==== Data section ====

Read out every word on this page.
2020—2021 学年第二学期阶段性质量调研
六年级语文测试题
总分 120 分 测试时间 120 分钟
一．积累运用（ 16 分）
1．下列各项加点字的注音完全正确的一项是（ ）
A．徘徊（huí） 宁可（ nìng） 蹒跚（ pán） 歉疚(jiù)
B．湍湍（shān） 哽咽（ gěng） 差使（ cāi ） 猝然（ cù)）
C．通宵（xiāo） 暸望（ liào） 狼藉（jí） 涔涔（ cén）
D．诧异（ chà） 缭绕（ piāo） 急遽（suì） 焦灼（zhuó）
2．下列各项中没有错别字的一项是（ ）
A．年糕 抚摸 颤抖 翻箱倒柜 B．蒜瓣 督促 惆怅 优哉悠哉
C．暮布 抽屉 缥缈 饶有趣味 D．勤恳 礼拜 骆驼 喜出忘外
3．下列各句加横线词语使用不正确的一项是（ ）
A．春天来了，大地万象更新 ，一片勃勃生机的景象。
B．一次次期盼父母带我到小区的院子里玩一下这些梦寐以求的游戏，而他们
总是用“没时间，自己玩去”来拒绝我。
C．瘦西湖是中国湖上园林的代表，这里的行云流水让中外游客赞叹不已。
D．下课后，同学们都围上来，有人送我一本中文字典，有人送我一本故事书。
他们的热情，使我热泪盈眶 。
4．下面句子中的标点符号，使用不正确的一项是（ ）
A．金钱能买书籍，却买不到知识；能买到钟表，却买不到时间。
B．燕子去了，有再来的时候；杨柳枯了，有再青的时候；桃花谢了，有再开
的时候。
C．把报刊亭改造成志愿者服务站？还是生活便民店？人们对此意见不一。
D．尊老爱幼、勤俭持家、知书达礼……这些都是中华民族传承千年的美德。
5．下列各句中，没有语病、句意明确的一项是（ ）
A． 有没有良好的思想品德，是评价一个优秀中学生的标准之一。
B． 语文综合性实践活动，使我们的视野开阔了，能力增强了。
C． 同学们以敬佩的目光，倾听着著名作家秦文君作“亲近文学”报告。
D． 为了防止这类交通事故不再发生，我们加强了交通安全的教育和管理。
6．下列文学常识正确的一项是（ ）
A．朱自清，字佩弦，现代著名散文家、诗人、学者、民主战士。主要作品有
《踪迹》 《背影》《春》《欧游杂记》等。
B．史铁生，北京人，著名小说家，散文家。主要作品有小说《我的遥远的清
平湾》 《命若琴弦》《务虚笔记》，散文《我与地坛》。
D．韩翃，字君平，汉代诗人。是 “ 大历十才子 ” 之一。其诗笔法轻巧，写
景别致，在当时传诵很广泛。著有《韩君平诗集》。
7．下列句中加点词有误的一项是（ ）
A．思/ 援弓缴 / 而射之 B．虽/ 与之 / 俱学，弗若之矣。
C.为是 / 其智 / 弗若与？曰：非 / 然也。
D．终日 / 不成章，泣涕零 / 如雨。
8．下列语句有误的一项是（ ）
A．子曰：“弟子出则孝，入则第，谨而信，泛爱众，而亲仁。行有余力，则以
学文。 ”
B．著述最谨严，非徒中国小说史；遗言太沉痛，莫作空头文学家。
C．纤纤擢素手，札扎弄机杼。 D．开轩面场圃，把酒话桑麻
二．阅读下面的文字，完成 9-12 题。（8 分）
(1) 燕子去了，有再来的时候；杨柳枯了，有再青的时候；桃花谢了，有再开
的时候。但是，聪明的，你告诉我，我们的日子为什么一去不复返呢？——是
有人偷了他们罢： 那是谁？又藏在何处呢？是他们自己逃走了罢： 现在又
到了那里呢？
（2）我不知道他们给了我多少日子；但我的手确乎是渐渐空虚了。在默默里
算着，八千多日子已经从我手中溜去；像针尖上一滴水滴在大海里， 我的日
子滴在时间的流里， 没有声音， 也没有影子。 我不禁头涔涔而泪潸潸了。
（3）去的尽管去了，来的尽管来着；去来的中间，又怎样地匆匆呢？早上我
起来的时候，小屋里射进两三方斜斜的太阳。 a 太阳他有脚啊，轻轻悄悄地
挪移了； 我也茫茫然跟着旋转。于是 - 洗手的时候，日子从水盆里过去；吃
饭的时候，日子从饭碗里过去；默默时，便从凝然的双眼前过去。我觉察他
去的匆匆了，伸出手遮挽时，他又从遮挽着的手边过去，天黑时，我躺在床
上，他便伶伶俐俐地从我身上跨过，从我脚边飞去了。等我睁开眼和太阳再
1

====

**Brief:** Select and copy every line of the material that holds the string "杨柳枯了".

**Exercise output:**
B．燕子去了，有再来的时候；杨柳枯了，有再青的时候；桃花谢了，有再开
(1) 燕子去了，有再来的时候；杨柳枯了，有再青的时候；桃花谢了，有再开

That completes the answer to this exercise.